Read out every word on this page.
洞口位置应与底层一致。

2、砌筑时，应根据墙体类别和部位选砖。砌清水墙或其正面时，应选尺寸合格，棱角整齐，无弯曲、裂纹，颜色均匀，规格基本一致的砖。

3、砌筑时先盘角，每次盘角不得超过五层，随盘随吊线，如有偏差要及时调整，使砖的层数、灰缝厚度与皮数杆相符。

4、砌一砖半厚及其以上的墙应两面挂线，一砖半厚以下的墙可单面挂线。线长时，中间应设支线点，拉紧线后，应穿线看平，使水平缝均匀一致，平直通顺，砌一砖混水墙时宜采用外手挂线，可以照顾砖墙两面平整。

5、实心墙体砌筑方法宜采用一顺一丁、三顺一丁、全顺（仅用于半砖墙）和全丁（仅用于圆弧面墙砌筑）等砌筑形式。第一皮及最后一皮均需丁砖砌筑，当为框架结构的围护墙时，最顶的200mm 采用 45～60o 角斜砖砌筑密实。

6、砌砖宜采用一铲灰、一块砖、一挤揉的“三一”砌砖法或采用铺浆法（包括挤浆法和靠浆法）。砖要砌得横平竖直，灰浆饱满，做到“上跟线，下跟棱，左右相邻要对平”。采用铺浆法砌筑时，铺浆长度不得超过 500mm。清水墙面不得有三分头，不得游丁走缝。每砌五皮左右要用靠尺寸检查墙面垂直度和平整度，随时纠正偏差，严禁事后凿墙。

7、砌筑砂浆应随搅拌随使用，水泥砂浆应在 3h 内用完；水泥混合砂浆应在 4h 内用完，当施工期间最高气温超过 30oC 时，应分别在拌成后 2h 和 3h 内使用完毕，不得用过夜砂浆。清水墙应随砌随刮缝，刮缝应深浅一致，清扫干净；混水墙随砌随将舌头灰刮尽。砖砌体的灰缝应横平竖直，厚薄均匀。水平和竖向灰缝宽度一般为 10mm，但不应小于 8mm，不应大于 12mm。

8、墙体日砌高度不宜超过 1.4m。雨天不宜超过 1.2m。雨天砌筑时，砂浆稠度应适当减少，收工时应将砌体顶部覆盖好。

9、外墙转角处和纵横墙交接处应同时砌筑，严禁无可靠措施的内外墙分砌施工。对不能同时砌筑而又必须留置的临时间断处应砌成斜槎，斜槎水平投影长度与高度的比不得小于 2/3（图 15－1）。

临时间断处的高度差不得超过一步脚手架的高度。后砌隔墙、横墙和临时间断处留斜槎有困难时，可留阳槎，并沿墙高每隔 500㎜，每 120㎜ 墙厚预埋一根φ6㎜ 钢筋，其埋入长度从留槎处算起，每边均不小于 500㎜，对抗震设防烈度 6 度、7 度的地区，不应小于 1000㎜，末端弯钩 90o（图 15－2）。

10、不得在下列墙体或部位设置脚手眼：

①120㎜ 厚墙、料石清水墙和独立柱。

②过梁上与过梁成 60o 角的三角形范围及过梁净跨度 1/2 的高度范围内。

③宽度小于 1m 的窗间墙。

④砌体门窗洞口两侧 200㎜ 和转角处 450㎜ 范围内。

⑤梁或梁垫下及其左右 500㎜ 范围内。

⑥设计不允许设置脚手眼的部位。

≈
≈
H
⁂
TASK BRIEF
Reproduce the complete data exactly as presented above.

WORKED ANSWER
Read out every word on this page.
洞口位置应与底层一致。

2、砌筑时，应根据墙体类别和部位选砖。砌清水墙或其正面时，应选尺寸合格，棱角整齐，无弯曲、裂纹，颜色均匀，规格基本一致的砖。

3、砌筑时先盘角，每次盘角不得超过五层，随盘随吊线，如有偏差要及时调整，使砖的层数、灰缝厚度与皮数杆相符。

4、砌一砖半厚及其以上的墙应两面挂线，一砖半厚以下的墙可单面挂线。线长时，中间应设支线点，拉紧线后，应穿线看平，使水平缝均匀一致，平直通顺，砌一砖混水墙时宜采用外手挂线，可以照顾砖墙两面平整。

5、实心墙体砌筑方法宜采用一顺一丁、三顺一丁、全顺（仅用于半砖墙）和全丁（仅用于圆弧面墙砌筑）等砌筑形式。第一皮及最后一皮均需丁砖砌筑，当为框架结构的围护墙时，最顶的200mm 采用 45～60o 角斜砖砌筑密实。

6、砌砖宜采用一铲灰、一块砖、一挤揉的“三一”砌砖法或采用铺浆法（包括挤浆法和靠浆法）。砖要砌得横平竖直，灰浆饱满，做到“上跟线，下跟棱，左右相邻要对平”。采用铺浆法砌筑时，铺浆长度不得超过 500mm。清水墙面不得有三分头，不得游丁走缝。每砌五皮左右要用靠尺寸检查墙面垂直度和平整度，随时纠正偏差，严禁事后凿墙。

7、砌筑砂浆应随搅拌随使用，水泥砂浆应在 3h 内用完；水泥混合砂浆应在 4h 内用完，当施工期间最高气温超过 30oC 时，应分别在拌成后 2h 和 3h 内使用完毕，不得用过夜砂浆。清水墙应随砌随刮缝，刮缝应深浅一致，清扫干净；混水墙随砌随将舌头灰刮尽。砖砌体的灰缝应横平竖直，厚薄均匀。水平和竖向灰缝宽度一般为 10mm，但不应小于 8mm，不应大于 12mm。

8、墙体日砌高度不宜超过 1.4m。雨天不宜超过 1.2m。雨天砌筑时，砂浆稠度应适当减少，收工时应将砌体顶部覆盖好。

9、外墙转角处和纵横墙交接处应同时砌筑，严禁无可靠措施的内外墙分砌施工。对不能同时砌筑而又必须留置的临时间断处应砌成斜槎，斜槎水平投影长度与高度的比不得小于 2/3（图 15－1）。

临时间断处的高度差不得超过一步脚手架的高度。后砌隔墙、横墙和临时间断处留斜槎有困难时，可留阳槎，并沿墙高每隔 500㎜，每 120㎜ 墙厚预埋一根φ6㎜ 钢筋，其埋入长度从留槎处算起，每边均不小于 500㎜，对抗震设防烈度 6 度、7 度的地区，不应小于 1000㎜，末端弯钩 90o（图 15－2）。

10、不得在下列墙体或部位设置脚手眼：

①120㎜ 厚墙、料石清水墙和独立柱。

②过梁上与过梁成 60o 角的三角形范围及过梁净跨度 1/2 的高度范围内。

③宽度小于 1m 的窗间墙。

④砌体门窗洞口两侧 200㎜ 和转角处 450㎜ 范围内。

⑤梁或梁垫下及其左右 500㎜ 范围内。

⑥设计不允许设置脚手眼的部位。

≈
≈
H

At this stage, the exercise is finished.